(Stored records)
* BEGIN *
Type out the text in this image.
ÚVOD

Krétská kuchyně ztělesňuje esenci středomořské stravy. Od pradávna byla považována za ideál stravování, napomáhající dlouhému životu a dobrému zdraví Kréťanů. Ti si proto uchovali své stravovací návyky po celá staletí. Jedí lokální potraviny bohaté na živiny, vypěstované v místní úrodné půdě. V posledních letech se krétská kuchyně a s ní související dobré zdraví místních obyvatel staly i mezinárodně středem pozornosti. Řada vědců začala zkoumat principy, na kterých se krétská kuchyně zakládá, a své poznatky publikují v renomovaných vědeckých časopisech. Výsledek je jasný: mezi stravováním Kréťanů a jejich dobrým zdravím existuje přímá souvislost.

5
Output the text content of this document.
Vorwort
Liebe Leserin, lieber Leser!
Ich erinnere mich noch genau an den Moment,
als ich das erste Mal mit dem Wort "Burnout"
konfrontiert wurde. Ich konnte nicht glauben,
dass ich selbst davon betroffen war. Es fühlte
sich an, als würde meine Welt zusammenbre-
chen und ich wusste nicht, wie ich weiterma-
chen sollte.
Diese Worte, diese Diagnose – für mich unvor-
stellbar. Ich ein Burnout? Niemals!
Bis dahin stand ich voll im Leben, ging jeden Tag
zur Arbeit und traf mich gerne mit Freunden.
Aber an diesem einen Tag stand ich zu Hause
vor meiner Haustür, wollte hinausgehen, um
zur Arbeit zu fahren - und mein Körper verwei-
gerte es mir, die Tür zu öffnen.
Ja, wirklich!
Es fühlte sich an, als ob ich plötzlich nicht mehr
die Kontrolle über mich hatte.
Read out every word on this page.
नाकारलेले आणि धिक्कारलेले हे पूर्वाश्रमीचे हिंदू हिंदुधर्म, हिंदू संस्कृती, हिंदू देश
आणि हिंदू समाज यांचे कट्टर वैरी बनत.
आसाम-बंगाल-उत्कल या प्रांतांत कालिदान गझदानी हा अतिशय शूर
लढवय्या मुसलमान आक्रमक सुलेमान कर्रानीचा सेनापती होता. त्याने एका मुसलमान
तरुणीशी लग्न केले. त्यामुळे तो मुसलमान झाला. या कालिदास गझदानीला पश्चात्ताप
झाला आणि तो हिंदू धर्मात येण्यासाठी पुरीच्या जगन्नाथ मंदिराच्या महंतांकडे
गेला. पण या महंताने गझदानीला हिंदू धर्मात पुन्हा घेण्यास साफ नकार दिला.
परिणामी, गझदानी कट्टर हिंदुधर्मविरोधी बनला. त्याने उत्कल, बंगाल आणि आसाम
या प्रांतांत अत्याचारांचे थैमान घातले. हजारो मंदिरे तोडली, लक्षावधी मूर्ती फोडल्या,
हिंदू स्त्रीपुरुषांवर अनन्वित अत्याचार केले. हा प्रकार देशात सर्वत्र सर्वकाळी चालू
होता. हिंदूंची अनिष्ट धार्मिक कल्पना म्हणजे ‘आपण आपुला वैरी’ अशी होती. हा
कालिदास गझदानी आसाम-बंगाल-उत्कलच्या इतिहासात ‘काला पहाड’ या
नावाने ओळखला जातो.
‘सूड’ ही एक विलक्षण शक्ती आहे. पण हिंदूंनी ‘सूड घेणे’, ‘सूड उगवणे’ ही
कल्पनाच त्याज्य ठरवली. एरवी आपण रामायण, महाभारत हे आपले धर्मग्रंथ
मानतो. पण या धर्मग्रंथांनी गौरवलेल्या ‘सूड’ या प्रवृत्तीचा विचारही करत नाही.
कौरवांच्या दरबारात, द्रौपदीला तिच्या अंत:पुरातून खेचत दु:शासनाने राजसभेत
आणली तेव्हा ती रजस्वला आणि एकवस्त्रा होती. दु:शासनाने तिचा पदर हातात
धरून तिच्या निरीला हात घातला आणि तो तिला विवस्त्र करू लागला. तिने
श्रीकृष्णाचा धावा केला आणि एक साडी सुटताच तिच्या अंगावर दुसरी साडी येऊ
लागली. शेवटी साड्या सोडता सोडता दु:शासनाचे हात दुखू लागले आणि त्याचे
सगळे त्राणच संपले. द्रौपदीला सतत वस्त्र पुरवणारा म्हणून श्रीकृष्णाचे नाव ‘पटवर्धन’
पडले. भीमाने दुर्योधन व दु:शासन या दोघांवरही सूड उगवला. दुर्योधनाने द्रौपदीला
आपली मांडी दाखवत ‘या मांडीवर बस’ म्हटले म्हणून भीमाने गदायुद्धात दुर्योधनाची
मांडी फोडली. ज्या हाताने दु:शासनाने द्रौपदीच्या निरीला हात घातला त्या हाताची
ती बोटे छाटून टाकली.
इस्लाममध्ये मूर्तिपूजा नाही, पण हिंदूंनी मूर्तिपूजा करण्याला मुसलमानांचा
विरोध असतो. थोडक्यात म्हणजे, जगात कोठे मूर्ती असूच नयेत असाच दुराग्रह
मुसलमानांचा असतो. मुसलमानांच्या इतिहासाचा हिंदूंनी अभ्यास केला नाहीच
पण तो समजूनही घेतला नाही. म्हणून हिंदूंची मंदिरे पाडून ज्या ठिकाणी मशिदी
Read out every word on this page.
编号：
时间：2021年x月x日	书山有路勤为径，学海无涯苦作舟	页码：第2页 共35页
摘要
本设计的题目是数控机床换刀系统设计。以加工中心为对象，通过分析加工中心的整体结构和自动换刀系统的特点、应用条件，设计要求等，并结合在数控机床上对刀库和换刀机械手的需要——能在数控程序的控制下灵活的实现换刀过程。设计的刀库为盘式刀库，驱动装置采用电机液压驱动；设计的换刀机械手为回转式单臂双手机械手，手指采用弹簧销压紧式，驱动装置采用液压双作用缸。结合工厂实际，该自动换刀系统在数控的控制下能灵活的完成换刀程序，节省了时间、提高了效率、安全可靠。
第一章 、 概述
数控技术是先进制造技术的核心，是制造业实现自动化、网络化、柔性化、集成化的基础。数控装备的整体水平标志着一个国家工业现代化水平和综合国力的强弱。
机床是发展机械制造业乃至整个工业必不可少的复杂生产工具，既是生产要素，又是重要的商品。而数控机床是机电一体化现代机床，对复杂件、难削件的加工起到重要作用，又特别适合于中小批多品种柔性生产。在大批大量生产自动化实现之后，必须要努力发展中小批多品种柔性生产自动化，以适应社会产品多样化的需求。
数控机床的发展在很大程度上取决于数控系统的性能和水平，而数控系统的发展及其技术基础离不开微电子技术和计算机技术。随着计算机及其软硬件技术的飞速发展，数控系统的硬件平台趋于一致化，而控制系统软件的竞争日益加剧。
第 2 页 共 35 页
* END *
__Aim of the task__
Check each line of the records above for the string "mich", and report every line that has it.

__The solution__
Ich erinnere mich noch genau an den Moment,
Diese Worte, diese Diagnose – für mich unvor-
zur Arbeit und traf mich gerne mit Freunden.
die Kontrolle über mich hatte.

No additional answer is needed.